PROBLEM SET:
(a) In the ETA system design notes, within how many seconds of the driver ping must an ETA update reach the rider?
(b) Write the next part of the ETA system design notes, picking up after their final sentence with further points for the interview cheat sheet.

EXERCISE TEXT:
3. How do we push ETA updates to the rider with low latency?
Constraints:
- 10M concurrent riders each need updates every 5-15 seconds.
- Each update reflects the driver's latest position.
- The update must reach the rider within 2 seconds of the driver ping (not 30 seconds).
4. How do we scale the routing computation to 1.67M requests per second?
Constraints:
- 1.67M route computation requests per second globally.
- Each CH query takes 1-10ms on a single core.
- A full global road network does not fit in memory on any single server.
Final Architecture
The Routing Cluster and Traffic Processor define this system's two independent scalability limits. Routing is a pure CPU-bound problem: CH queries run entirely in-memory with no DB I/O, and adding routing servers is linear scale-out with no shared mutable state. The Traffic Processor is constrained by the 30-second freshness NFR; its Flink cluster scales by adding Kafka partitions and Flink task slots without any application code changes. In my experience, interviewers love when you identify these two independent scaling axes explicitly because it shows you understand where the system's real bottlenecks live.
Interview Cheat Sheet
- State the read/write asymmetry early: 10 ETA reads per driver location write. The ingestion path and query path scale differently and must be architecturally separated from the start.

Document structure recognition data:
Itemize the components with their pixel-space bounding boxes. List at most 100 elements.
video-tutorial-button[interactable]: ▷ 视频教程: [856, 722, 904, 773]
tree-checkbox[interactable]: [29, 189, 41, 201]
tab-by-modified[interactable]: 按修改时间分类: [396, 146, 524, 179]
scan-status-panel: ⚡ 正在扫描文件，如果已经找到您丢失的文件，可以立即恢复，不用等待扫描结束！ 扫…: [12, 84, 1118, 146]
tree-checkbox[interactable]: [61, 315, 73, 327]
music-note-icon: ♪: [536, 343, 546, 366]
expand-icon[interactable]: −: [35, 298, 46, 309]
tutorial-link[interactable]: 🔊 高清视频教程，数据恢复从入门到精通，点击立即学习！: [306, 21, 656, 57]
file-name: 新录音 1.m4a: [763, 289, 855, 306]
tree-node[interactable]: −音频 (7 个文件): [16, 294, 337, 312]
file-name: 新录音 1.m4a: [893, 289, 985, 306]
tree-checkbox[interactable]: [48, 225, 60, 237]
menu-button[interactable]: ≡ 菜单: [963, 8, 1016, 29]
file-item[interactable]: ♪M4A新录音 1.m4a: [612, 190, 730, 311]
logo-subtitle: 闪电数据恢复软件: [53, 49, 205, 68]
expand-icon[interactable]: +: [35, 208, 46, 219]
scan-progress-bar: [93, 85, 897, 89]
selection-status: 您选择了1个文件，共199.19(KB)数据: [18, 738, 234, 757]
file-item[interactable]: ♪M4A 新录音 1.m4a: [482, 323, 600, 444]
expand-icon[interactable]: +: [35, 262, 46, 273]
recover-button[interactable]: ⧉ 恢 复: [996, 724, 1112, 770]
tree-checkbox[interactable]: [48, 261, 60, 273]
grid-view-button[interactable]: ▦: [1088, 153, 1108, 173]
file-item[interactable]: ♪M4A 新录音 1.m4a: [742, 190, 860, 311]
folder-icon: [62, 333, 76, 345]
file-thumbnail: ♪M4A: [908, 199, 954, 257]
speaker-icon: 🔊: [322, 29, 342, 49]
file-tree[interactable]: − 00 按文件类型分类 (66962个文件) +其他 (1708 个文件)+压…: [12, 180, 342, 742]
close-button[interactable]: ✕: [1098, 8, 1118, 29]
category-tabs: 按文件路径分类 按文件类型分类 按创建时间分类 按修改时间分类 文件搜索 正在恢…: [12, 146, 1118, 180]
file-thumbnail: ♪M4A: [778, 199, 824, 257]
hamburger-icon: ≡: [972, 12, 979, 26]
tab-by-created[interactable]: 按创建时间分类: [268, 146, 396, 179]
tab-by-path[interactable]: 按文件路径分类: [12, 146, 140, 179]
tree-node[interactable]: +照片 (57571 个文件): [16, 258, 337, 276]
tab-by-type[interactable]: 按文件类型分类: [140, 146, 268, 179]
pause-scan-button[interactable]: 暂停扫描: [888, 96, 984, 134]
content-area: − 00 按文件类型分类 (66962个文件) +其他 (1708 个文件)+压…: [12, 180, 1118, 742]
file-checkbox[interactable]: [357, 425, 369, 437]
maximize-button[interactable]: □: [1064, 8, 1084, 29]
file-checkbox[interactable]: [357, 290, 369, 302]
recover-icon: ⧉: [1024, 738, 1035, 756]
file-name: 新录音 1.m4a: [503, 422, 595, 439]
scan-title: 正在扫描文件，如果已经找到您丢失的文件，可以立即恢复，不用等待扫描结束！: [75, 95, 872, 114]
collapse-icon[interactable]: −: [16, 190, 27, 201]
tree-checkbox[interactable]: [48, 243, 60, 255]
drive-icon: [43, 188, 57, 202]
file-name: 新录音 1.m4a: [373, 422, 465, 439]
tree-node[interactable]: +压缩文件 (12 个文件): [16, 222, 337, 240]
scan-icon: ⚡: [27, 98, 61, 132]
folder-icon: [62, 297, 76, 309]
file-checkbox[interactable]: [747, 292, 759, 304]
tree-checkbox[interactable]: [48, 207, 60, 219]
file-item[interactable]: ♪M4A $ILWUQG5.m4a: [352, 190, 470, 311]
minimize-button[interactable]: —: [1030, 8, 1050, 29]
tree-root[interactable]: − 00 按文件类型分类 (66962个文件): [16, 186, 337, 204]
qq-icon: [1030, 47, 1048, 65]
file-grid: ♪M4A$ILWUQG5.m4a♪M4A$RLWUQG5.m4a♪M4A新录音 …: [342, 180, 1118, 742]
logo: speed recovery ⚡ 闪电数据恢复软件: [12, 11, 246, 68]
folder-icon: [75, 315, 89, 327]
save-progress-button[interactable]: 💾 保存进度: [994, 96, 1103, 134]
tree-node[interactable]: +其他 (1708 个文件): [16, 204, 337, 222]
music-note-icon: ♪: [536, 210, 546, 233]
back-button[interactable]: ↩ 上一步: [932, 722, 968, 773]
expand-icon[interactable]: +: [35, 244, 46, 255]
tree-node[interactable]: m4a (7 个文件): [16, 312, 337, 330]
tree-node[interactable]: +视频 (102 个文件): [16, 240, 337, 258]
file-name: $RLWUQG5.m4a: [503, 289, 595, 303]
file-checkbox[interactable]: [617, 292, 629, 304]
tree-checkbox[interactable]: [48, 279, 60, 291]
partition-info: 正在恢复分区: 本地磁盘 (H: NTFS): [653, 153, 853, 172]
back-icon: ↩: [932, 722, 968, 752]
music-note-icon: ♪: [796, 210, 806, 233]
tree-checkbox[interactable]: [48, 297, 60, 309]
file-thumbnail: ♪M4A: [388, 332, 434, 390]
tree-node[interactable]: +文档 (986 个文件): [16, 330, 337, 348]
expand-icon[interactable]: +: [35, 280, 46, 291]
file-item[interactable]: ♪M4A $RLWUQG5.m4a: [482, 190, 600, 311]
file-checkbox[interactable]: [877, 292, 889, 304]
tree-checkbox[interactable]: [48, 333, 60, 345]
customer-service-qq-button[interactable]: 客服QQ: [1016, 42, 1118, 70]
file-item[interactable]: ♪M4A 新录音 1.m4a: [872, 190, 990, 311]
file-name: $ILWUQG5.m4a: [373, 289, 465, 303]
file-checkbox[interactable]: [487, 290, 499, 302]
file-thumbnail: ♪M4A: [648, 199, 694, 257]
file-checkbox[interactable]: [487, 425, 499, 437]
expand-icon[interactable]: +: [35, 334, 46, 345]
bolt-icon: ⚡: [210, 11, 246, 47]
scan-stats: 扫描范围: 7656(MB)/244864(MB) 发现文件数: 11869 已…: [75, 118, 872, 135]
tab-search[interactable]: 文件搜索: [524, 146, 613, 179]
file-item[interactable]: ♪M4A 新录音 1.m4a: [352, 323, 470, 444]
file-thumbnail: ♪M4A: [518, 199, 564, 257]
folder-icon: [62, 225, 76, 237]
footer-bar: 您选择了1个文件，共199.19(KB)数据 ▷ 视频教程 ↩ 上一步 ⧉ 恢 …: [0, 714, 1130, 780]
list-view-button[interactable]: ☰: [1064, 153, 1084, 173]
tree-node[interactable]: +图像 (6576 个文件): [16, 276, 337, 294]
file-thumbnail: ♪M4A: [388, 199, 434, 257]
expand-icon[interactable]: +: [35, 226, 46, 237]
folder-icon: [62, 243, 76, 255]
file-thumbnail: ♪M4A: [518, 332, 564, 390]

RESPONSES PER TASK:
(a) Within 2 seconds of the driver ping.

(b)
- Contraction Hierarchies reduce a full-graph Dijkstra (100-500ms) to a bidirectional upward search (1-10ms) by contracting low-importance nodes offline. The 10-50x speedup is what makes sub-200ms routing possible at this scale.
- CH preprocessing reflects graph topology only, not traffic. Apply dynamic traffic as a speed overlay at query time. This means traffic updates never require re-running the expensive preprocessing step. This is the single most important fact to state early because it's the reason CH works with live traffic at all.
- Every driver in the fleet is a real-time traffic sensor. GPS probe vehicles are the ground truth source of segment speeds. Third-party feeds (TomTom, HERE) supplement for low-density roads.
- Use a Hidden Markov Model map matcher to assign GPS pings to road segments. Nearest-node lookup misattributes 10-20% of pings to parallel roads (highway vs. off-ramp). HMM uses speed and heading to disambiguate.
- Write traffic aggregation results to a Redis speed overlay, not the Road Network DB. Redis handles 1M+ SET ops per second. The main DB is never on the live traffic write path.
- Only trigger ETA recalculation when the driver moves 100+ meters or deviates 50+ meters from the route polyline. Recalculating on every ping is 10x the necessary routing compute.
- SSE over HTTP/2 is the correct push mechanism. It sends data only when the ETA changes, uses 2-4 KB of server memory per stream (versus 8-16 KB for raw TCP), and reconnects automatically on mobile network interruption.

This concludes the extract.